Write the records out again, precisely as they stand.

Dataset records
_____

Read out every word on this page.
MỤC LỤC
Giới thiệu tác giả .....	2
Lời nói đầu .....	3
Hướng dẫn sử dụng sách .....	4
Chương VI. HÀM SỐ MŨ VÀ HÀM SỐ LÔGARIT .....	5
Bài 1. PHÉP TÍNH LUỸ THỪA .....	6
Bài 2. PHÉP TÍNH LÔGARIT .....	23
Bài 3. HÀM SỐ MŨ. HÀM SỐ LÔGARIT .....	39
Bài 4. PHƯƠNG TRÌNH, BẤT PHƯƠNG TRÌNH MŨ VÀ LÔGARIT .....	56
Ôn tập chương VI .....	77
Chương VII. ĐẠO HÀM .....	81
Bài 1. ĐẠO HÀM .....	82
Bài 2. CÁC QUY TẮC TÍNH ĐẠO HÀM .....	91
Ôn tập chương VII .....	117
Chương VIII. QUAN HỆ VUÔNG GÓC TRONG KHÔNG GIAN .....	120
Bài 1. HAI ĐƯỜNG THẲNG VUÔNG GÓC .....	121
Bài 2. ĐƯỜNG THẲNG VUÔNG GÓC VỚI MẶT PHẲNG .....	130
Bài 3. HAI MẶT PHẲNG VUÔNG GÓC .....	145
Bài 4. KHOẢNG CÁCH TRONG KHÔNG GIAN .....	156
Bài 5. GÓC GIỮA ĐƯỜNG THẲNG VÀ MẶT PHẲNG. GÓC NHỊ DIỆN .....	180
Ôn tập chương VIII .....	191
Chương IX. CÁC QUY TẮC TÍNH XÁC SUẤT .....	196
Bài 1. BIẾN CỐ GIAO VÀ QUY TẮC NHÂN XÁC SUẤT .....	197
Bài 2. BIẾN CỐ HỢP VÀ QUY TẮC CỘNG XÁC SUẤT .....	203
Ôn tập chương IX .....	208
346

_____

| REPLY TO THE EXERCISE |
Read out every word on this page.
MỤC LỤC
Giới thiệu tác giả .....	2
Lời nói đầu .....	3
Hướng dẫn sử dụng sách .....	4
Chương VI. HÀM SỐ MŨ VÀ HÀM SỐ LÔGARIT .....	5
Bài 1. PHÉP TÍNH LUỸ THỪA .....	6
Bài 2. PHÉP TÍNH LÔGARIT .....	23
Bài 3. HÀM SỐ MŨ. HÀM SỐ LÔGARIT .....	39
Bài 4. PHƯƠNG TRÌNH, BẤT PHƯƠNG TRÌNH MŨ VÀ LÔGARIT .....	56
Ôn tập chương VI .....	77
Chương VII. ĐẠO HÀM .....	81
Bài 1. ĐẠO HÀM .....	82
Bài 2. CÁC QUY TẮC TÍNH ĐẠO HÀM .....	91
Ôn tập chương VII .....	117
Chương VIII. QUAN HỆ VUÔNG GÓC TRONG KHÔNG GIAN .....	120
Bài 1. HAI ĐƯỜNG THẲNG VUÔNG GÓC .....	121
Bài 2. ĐƯỜNG THẲNG VUÔNG GÓC VỚI MẶT PHẲNG .....	130
Bài 3. HAI MẶT PHẲNG VUÔNG GÓC .....	145
Bài 4. KHOẢNG CÁCH TRONG KHÔNG GIAN .....	156
Bài 5. GÓC GIỮA ĐƯỜNG THẲNG VÀ MẶT PHẲNG. GÓC NHỊ DIỆN .....	180
Ôn tập chương VIII .....	191
Chương IX. CÁC QUY TẮC TÍNH XÁC SUẤT .....	196
Bài 1. BIẾN CỐ GIAO VÀ QUY TẮC NHÂN XÁC SUẤT .....	197
Bài 2. BIẾN CỐ HỢP VÀ QUY TẮC CỘNG XÁC SUẤT .....	203
Ôn tập chương IX .....	208
346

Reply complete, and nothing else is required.